STORED ROWS:
START
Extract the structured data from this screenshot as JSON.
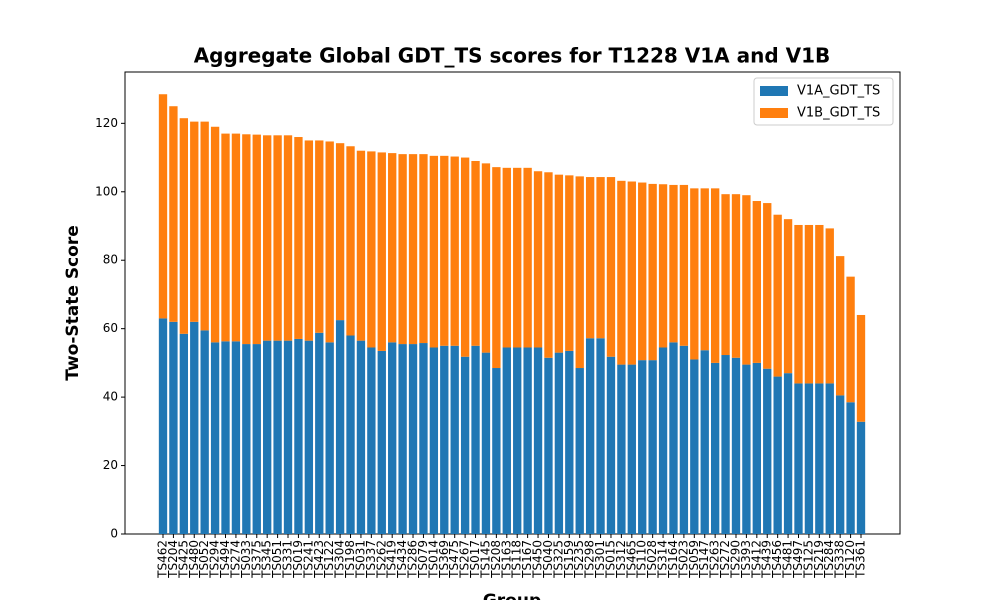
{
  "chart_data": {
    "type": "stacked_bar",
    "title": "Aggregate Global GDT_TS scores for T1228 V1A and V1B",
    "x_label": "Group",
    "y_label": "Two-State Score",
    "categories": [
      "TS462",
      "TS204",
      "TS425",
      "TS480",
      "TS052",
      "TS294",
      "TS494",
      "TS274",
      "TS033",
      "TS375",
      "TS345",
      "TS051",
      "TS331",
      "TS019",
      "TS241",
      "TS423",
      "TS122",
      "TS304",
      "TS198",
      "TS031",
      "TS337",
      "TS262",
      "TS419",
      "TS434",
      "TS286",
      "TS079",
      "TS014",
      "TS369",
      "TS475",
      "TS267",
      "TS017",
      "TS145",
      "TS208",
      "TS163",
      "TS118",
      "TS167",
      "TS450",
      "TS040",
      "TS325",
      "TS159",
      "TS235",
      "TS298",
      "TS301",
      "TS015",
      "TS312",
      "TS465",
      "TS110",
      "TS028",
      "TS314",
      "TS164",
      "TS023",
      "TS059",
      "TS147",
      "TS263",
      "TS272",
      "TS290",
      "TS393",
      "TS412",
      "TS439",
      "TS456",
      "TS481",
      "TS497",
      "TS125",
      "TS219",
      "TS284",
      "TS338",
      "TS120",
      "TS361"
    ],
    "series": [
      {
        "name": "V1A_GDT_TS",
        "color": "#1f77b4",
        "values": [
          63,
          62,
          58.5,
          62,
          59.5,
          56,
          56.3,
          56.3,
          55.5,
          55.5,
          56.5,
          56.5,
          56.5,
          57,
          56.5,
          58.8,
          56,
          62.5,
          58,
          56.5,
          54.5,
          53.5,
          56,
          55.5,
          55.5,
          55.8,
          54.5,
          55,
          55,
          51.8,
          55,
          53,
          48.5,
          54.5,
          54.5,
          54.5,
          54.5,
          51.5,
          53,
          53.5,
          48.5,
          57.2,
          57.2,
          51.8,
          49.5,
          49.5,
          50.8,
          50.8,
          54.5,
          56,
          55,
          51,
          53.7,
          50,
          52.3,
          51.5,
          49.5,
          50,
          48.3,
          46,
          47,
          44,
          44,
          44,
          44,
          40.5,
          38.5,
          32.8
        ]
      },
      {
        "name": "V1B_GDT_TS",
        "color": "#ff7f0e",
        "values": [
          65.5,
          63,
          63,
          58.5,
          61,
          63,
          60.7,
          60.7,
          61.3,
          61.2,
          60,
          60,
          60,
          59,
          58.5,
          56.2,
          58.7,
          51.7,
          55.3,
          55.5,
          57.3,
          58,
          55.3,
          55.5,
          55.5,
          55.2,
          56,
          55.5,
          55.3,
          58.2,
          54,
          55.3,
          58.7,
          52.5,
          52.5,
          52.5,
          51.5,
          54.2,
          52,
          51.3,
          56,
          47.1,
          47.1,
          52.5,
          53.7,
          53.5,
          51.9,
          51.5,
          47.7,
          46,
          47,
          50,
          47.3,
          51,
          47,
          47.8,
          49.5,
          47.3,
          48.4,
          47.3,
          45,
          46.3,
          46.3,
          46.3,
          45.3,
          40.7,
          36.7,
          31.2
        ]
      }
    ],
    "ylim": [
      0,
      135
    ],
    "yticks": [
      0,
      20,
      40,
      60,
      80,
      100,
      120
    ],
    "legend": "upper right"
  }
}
END
PROBLEM STATEMENT:
Pictures are excluded; output everything else in the data verbatim.

EXERCISE RESULT:
Extract the structured data from this screenshot as JSON.
{
  "chart_data": {
    "type": "stacked_bar",
    "title": "Aggregate Global GDT_TS scores for T1228 V1A and V1B",
    "x_label": "Group",
    "y_label": "Two-State Score",
    "categories": [
      "TS462",
      "TS204",
      "TS425",
      "TS480",
      "TS052",
      "TS294",
      "TS494",
      "TS274",
      "TS033",
      "TS375",
      "TS345",
      "TS051",
      "TS331",
      "TS019",
      "TS241",
      "TS423",
      "TS122",
      "TS304",
      "TS198",
      "TS031",
      "TS337",
      "TS262",
      "TS419",
      "TS434",
      "TS286",
      "TS079",
      "TS014",
      "TS369",
      "TS475",
      "TS267",
      "TS017",
      "TS145",
      "TS208",
      "TS163",
      "TS118",
      "TS167",
      "TS450",
      "TS040",
      "TS325",
      "TS159",
      "TS235",
      "TS298",
      "TS301",
      "TS015",
      "TS312",
      "TS465",
      "TS110",
      "TS028",
      "TS314",
      "TS164",
      "TS023",
      "TS059",
      "TS147",
      "TS263",
      "TS272",
      "TS290",
      "TS393",
      "TS412",
      "TS439",
      "TS456",
      "TS481",
      "TS497",
      "TS125",
      "TS219",
      "TS284",
      "TS338",
      "TS120",
      "TS361"
    ],
    "series": [
      {
        "name": "V1A_GDT_TS",
        "color": "#1f77b4",
        "values": [
          63,
          62,
          58.5,
          62,
          59.5,
          56,
          56.3,
          56.3,
          55.5,
          55.5,
          56.5,
          56.5,
          56.5,
          57,
          56.5,
          58.8,
          56,
          62.5,
          58,
          56.5,
          54.5,
          53.5,
          56,
          55.5,
          55.5,
          55.8,
          54.5,
          55,
          55,
          51.8,
          55,
          53,
          48.5,
          54.5,
          54.5,
          54.5,
          54.5,
          51.5,
          53,
          53.5,
          48.5,
          57.2,
          57.2,
          51.8,
          49.5,
          49.5,
          50.8,
          50.8,
          54.5,
          56,
          55,
          51,
          53.7,
          50,
          52.3,
          51.5,
          49.5,
          50,
          48.3,
          46,
          47,
          44,
          44,
          44,
          44,
          40.5,
          38.5,
          32.8
        ]
      },
      {
        "name": "V1B_GDT_TS",
        "color": "#ff7f0e",
        "values": [
          65.5,
          63,
          63,
          58.5,
          61,
          63,
          60.7,
          60.7,
          61.3,
          61.2,
          60,
          60,
          60,
          59,
          58.5,
          56.2,
          58.7,
          51.7,
          55.3,
          55.5,
          57.3,
          58,
          55.3,
          55.5,
          55.5,
          55.2,
          56,
          55.5,
          55.3,
          58.2,
          54,
          55.3,
          58.7,
          52.5,
          52.5,
          52.5,
          51.5,
          54.2,
          52,
          51.3,
          56,
          47.1,
          47.1,
          52.5,
          53.7,
          53.5,
          51.9,
          51.5,
          47.7,
          46,
          47,
          50,
          47.3,
          51,
          47,
          47.8,
          49.5,
          47.3,
          48.4,
          47.3,
          45,
          46.3,
          46.3,
          46.3,
          45.3,
          40.7,
          36.7,
          31.2
        ]
      }
    ],
    "ylim": [
      0,
      135
    ],
    "yticks": [
      0,
      20,
      40,
      60,
      80,
      100,
      120
    ],
    "legend": "upper right"
  }
}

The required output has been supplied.